**Provided entries:**
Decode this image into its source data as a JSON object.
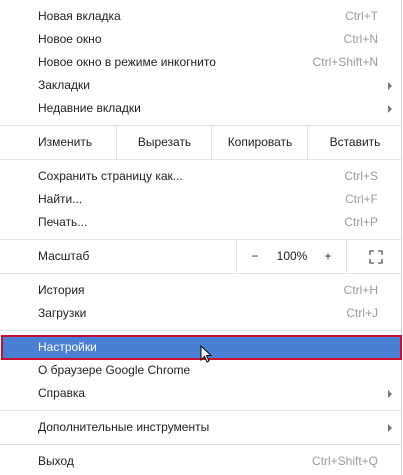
{
  "group1": [
    {
      "label": "Новая вкладка",
      "shortcut": "Ctrl+T"
    },
    {
      "label": "Новое окно",
      "shortcut": "Ctrl+N"
    },
    {
      "label": "Новое окно в режиме инкогнито",
      "shortcut": "Ctrl+Shift+N"
    },
    {
      "label": "Закладки",
      "shortcut": ""
    },
    {
      "label": "Недавние вкладки",
      "shortcut": ""
    }
  ],
  "edit": {
    "label": "Изменить",
    "cut": "Вырезать",
    "copy": "Копировать",
    "paste": "Вставить"
  },
  "group2": [
    {
      "label": "Сохранить страницу как...",
      "shortcut": "Ctrl+S"
    },
    {
      "label": "Найти...",
      "shortcut": "Ctrl+F"
    },
    {
      "label": "Печать...",
      "shortcut": "Ctrl+P"
    }
  ],
  "zoom": {
    "label": "Масштаб",
    "minus": "−",
    "level": "100%",
    "plus": "+"
  },
  "group3": [
    {
      "label": "История",
      "shortcut": "Ctrl+H"
    },
    {
      "label": "Загрузки",
      "shortcut": "Ctrl+J"
    }
  ],
  "group4": [
    {
      "label": "Настройки"
    },
    {
      "label": "О браузере Google Chrome"
    },
    {
      "label": "Справка"
    }
  ],
  "group5": [
    {
      "label": "Дополнительные инструменты"
    }
  ],
  "group6": [
    {
      "label": "Выход",
      "shortcut": "Ctrl+Shift+Q"
    }
  ],
  "colors": {
    "highlight": "#4a7fd6",
    "highlight_border": "#c8102e",
    "shortcut_text": "#9a9a9a"
  }
}
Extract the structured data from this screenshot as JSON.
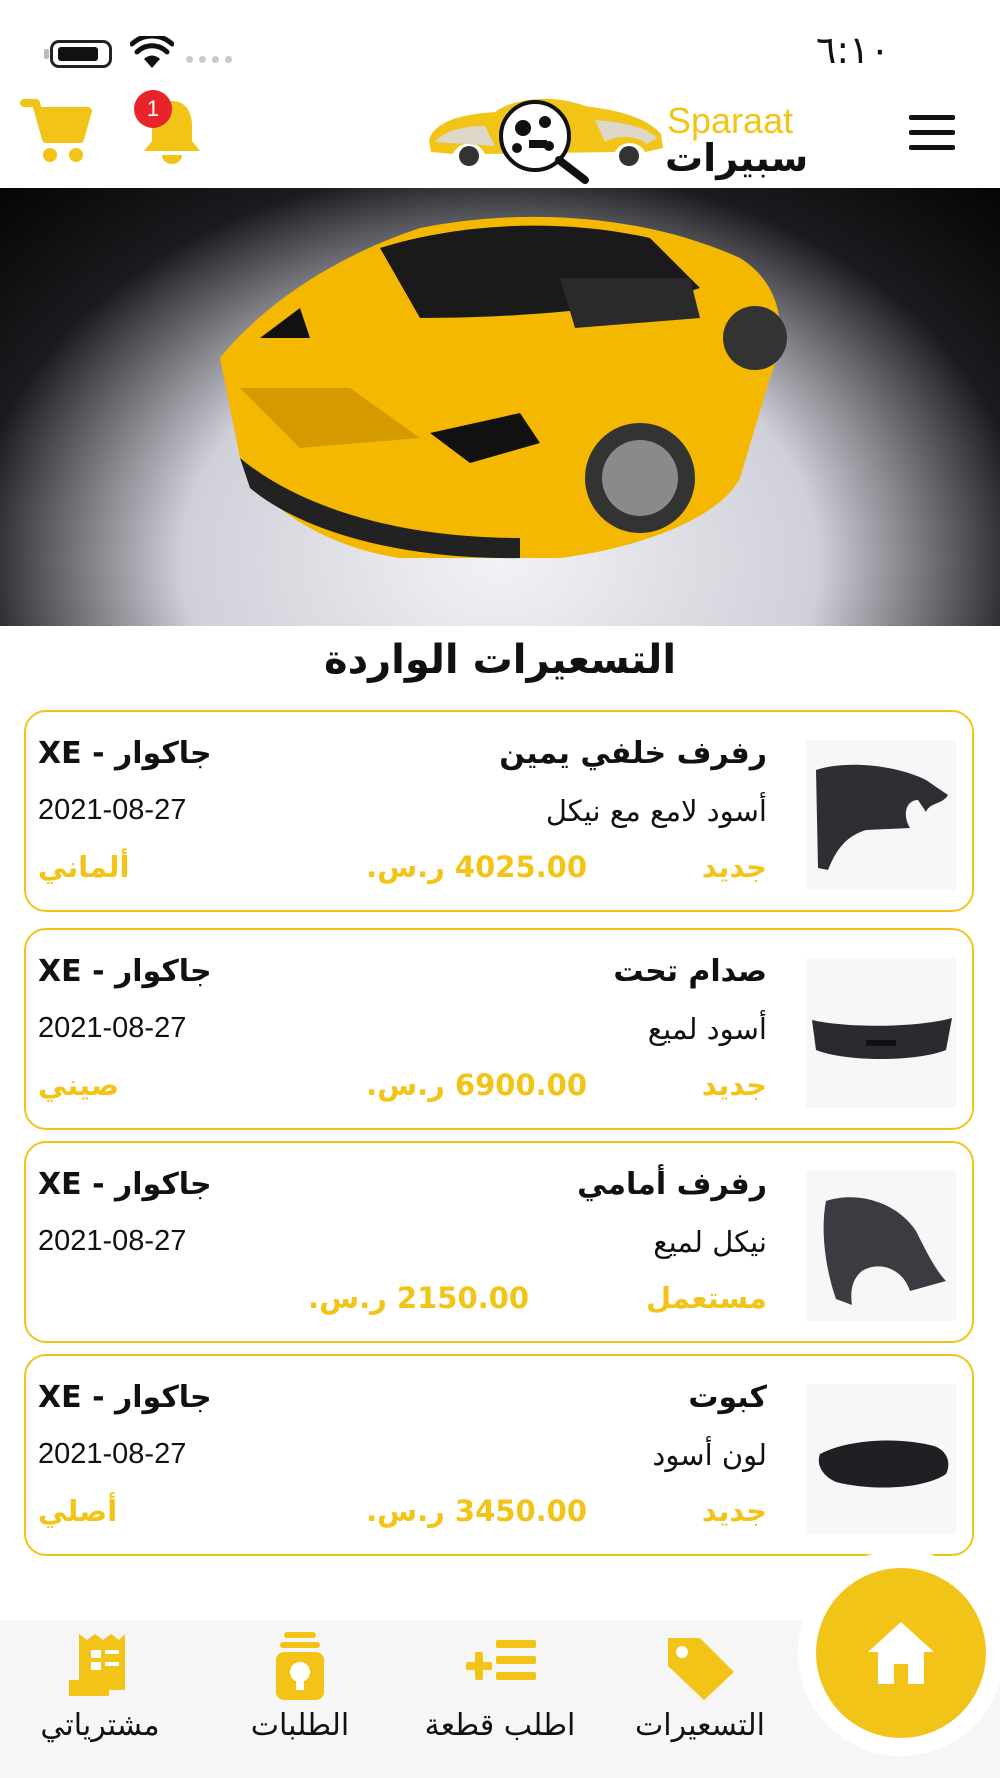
{
  "status_bar": {
    "time": "٦:١٠"
  },
  "header": {
    "notification_count": "1",
    "logo_text_en": "Sparaat",
    "logo_text_ar": "سبيرات"
  },
  "section_title": "التسعيرات الواردة",
  "currency": "ر.س.",
  "quotes": [
    {
      "part": "رفرف خلفي يمين",
      "description": "أسود لامع مع نيكل",
      "condition": "جديد",
      "price": "4025.00 ر.س.",
      "car": "جاكوار - XE",
      "date": "2021-08-27",
      "origin": "ألماني",
      "thumb": "rear-fender-image"
    },
    {
      "part": "صدام تحت",
      "description": "أسود لميع",
      "condition": "جديد",
      "price": "6900.00 ر.س.",
      "car": "جاكوار - XE",
      "date": "2021-08-27",
      "origin": "صيني",
      "thumb": "bumper-image"
    },
    {
      "part": "رفرف أمامي",
      "description": "نيكل لميع",
      "condition": "مستعمل",
      "price": "2150.00 ر.س.",
      "car": "جاكوار - XE",
      "date": "2021-08-27",
      "origin": "",
      "thumb": "front-fender-image"
    },
    {
      "part": "كبوت",
      "description": "لون أسود",
      "condition": "جديد",
      "price": "3450.00 ر.س.",
      "car": "جاكوار - XE",
      "date": "2021-08-27",
      "origin": "أصلي",
      "thumb": "hood-image"
    }
  ],
  "bottom_nav": {
    "purchases": "مشترياتي",
    "requests": "الطلبات",
    "request_part": "اطلب قطعة",
    "quotes": "التسعيرات"
  },
  "colors": {
    "accent": "#f2c418",
    "badge": "#e8232a"
  },
  "icons": [
    "cart-icon",
    "bell-icon",
    "menu-icon",
    "receipt-icon",
    "bulb-icon",
    "add-list-icon",
    "tag-icon",
    "home-icon"
  ]
}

**Directions:**
Count the lines that include the word "description" and state the result as a bare number.

**Final result:**
4